TASK TO COMPLETE ->
Each line of the listing that contains the word "rosafärgade" is to be copied.

DATA FOR PROCESSING ->
/---

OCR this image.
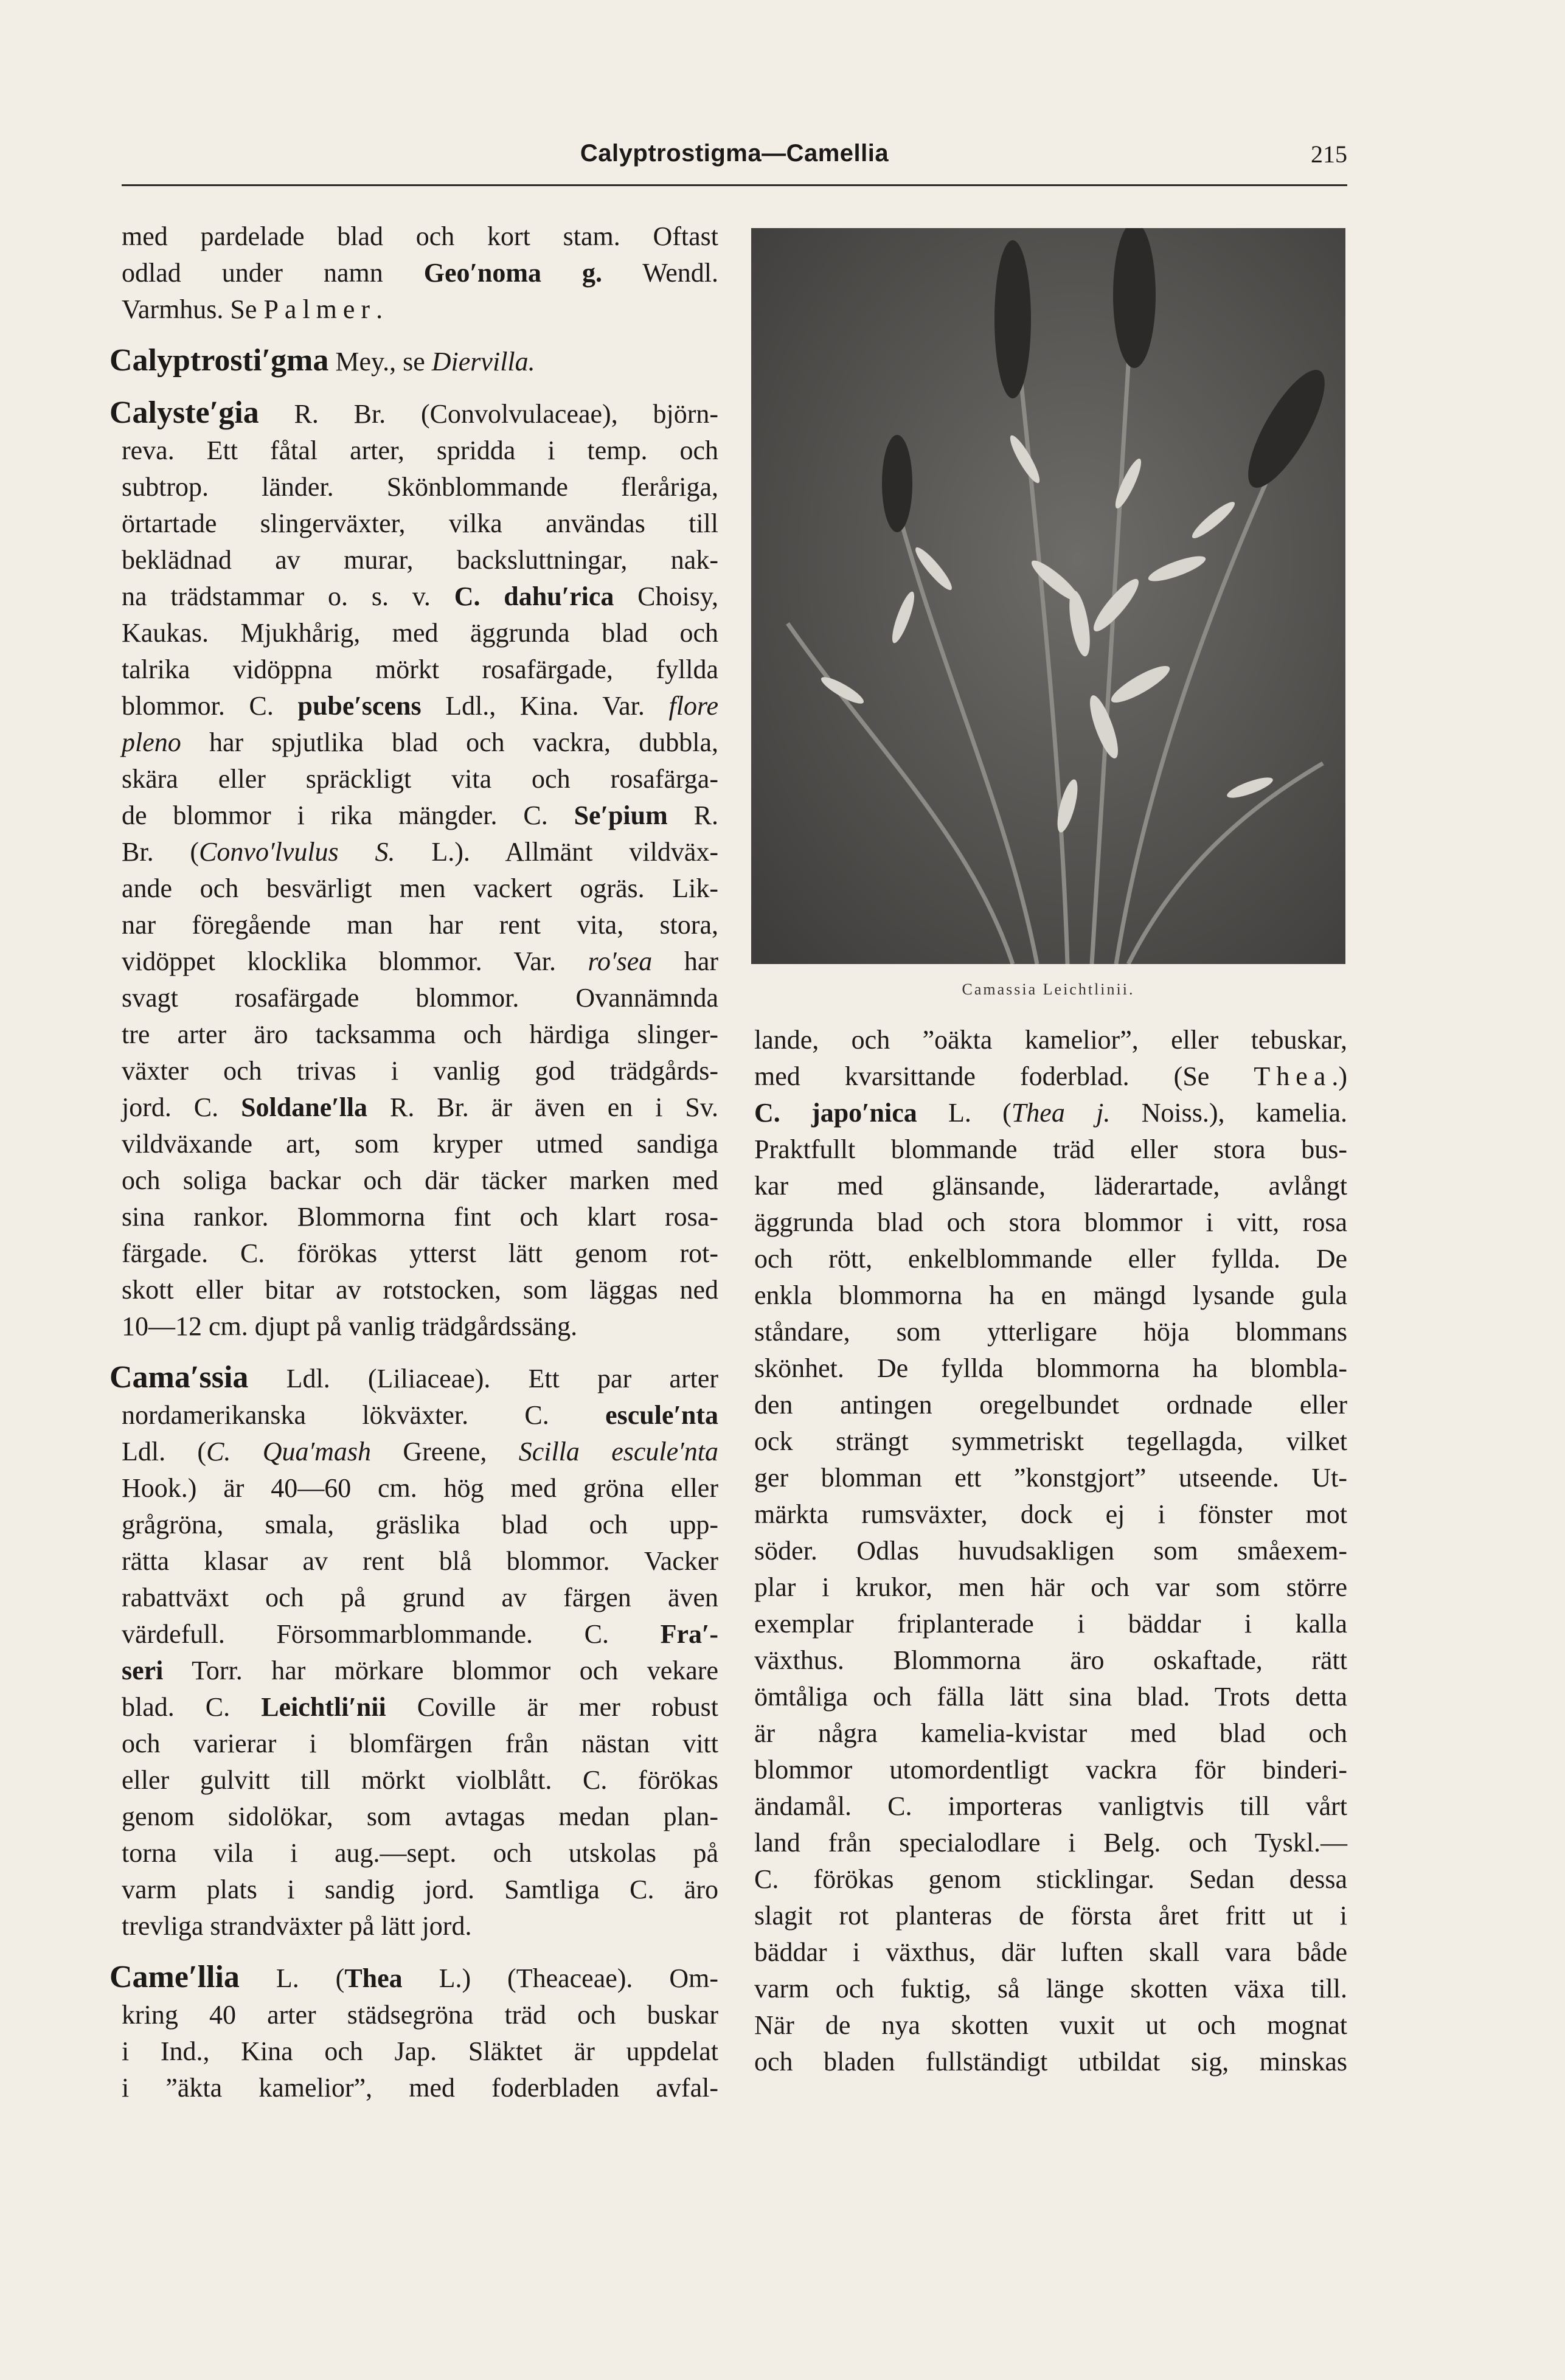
Calyptrostigma—Camellia	215
med pardelade blad och kort stam. Oftast
odlad under namn Geo′noma g. Wendl.
Varmhus. Se Palmer.
Calyptrosti′gma Mey., se Diervilla.
Calyste′gia R. Br. (Convolvulaceae), björn-
reva. Ett fåtal arter, spridda i temp. och
subtrop. länder. Skönblommande fleråriga,
örtartade slingerväxter, vilka användas till
beklädnad av murar, backsluttningar, nak-
na trädstammar o. s. v. C. dahu′rica Choisy,
Kaukas. Mjukhårig, med äggrunda blad och
talrika vidöppna mörkt rosafärgade, fyllda
blommor. C. pube′scens Ldl., Kina. Var. flore
pleno har spjutlika blad och vackra, dubbla,
skära eller spräckligt vita och rosafärga-
de blommor i rika mängder. C. Se′pium R.
Br. (Convo′lvulus S. L.). Allmänt vildväx-
ande och besvärligt men vackert ogräs. Lik-
nar föregående man har rent vita, stora,
vidöppet klocklika blommor. Var. ro′sea har
svagt rosafärgade blommor. Ovannämnda
tre arter äro tacksamma och härdiga slinger-
växter och trivas i vanlig god trädgårds-
jord. C. Soldane′lla R. Br. är även en i Sv.
vildväxande art, som kryper utmed sandiga
och soliga backar och där täcker marken med
sina rankor. Blommorna fint och klart rosa-
färgade. C. förökas ytterst lätt genom rot-
skott eller bitar av rotstocken, som läggas ned
10—12 cm. djupt på vanlig trädgårdssäng.
Cama′ssia Ldl. (Liliaceae). Ett par arter
nordamerikanska lökväxter. C. escule′nta
Ldl. (C. Qua′mash Greene, Scilla escule′nta
Hook.) är 40—60 cm. hög med gröna eller
grågröna, smala, gräslika blad och upp-
rätta klasar av rent blå blommor. Vacker
rabattväxt och på grund av färgen även
värdefull. Försommarblommande. C. Fra′-
seri Torr. har mörkare blommor och vekare
blad. C. Leichtli′nii Coville är mer robust
och varierar i blomfärgen från nästan vitt
eller gulvitt till mörkt violblått. C. förökas
genom sidolökar, som avtagas medan plan-
torna vila i aug.—sept. och utskolas på
varm plats i sandig jord. Samtliga C. äro
trevliga strandväxter på lätt jord.
Came′llia L. (Thea L.) (Theaceae). Om-
kring 40 arter städsegröna träd och buskar
i Ind., Kina och Jap. Släktet är uppdelat
i ”äkta kamelior”, med foderbladen avfal-
Camassia Leichtlinii.
lande, och ”oäkta kamelior”, eller tebuskar,
med kvarsittande foderblad. (Se Thea.)
C. japo′nica L. (Thea j. Noiss.), kamelia.
Praktfullt blommande träd eller stora bus-
kar med glänsande, läderartade, avlångt
äggrunda blad och stora blommor i vitt, rosa
och rött, enkelblommande eller fyllda. De
enkla blommorna ha en mängd lysande gula
ståndare, som ytterligare höja blommans
skönhet. De fyllda blommorna ha blombla-
den antingen oregelbundet ordnade eller
ock strängt symmetriskt tegellagda, vilket
ger blomman ett ”konstgjort” utseende. Ut-
märkta rumsväxter, dock ej i fönster mot
söder. Odlas huvudsakligen som småexem-
plar i krukor, men här och var som större
exemplar friplanterade i bäddar i kalla
växthus. Blommorna äro oskaftade, rätt
ömtåliga och fälla lätt sina blad. Trots detta
är några kamelia-kvistar med blad och
blommor utomordentligt vackra för binderi-
ändamål. C. importeras vanligtvis till vårt
land från specialodlare i Belg. och Tyskl.—
C. förökas genom sticklingar. Sedan dessa
slagit rot planteras de första året fritt ut i
bäddar i växthus, där luften skall vara både
varm och fuktig, så länge skotten växa till.
När de nya skotten vuxit ut och mognat
och bladen fullständigt utbildat sig, minskas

\---

TASK SOLUTION ->
talrika vidöppna mörkt rosafärgade, fyllda
svagt rosafärgade blommor. Ovannämnda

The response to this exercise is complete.